**What to work on**
Copy every line that contains the string "회원사가" from the entries below.

--- start of Record set ---

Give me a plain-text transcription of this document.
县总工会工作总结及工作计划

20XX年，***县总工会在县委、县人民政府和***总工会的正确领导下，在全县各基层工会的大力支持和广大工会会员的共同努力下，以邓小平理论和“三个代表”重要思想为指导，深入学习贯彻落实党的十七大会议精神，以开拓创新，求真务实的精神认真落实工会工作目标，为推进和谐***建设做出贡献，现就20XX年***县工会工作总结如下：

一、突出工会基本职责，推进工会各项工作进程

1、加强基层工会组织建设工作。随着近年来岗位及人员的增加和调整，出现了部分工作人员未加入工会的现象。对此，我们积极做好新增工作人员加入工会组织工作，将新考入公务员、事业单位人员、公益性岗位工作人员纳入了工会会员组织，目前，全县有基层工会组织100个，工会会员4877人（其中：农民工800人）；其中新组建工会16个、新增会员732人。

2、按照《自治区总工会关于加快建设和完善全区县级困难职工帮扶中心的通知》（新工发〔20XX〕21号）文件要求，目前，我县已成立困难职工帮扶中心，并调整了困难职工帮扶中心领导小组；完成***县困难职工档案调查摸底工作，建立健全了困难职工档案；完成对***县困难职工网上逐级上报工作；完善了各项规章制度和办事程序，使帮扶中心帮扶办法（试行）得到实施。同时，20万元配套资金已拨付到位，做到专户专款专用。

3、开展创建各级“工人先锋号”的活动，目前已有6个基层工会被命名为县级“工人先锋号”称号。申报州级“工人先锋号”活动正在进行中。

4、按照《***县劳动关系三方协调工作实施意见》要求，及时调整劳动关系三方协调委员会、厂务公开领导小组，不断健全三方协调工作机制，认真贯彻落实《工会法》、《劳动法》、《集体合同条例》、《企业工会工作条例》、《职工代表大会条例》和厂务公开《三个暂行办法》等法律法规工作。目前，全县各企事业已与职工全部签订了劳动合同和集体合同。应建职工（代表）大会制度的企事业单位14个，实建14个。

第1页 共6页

--- end of Record set ---
--- start of Record set ---

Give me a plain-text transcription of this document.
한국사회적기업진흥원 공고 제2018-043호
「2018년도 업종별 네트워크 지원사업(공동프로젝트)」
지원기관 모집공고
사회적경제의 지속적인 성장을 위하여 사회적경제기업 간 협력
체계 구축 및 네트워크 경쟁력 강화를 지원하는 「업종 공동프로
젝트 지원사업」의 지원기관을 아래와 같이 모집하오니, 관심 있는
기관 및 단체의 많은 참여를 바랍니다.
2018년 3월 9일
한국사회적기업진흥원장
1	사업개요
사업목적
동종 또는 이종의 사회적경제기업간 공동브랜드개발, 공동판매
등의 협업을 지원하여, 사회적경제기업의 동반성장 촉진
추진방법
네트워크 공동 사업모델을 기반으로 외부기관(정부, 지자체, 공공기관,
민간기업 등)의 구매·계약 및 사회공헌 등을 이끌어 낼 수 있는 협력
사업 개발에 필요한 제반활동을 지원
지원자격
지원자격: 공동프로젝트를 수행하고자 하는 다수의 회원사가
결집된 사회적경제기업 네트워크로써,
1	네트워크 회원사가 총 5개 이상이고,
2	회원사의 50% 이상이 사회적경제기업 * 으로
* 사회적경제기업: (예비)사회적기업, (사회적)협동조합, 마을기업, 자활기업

--- end of Record set ---

**Answer**
지원자격: 공동프로젝트를 수행하고자 하는 다수의 회원사가
1	네트워크 회원사가 총 5개 이상이고,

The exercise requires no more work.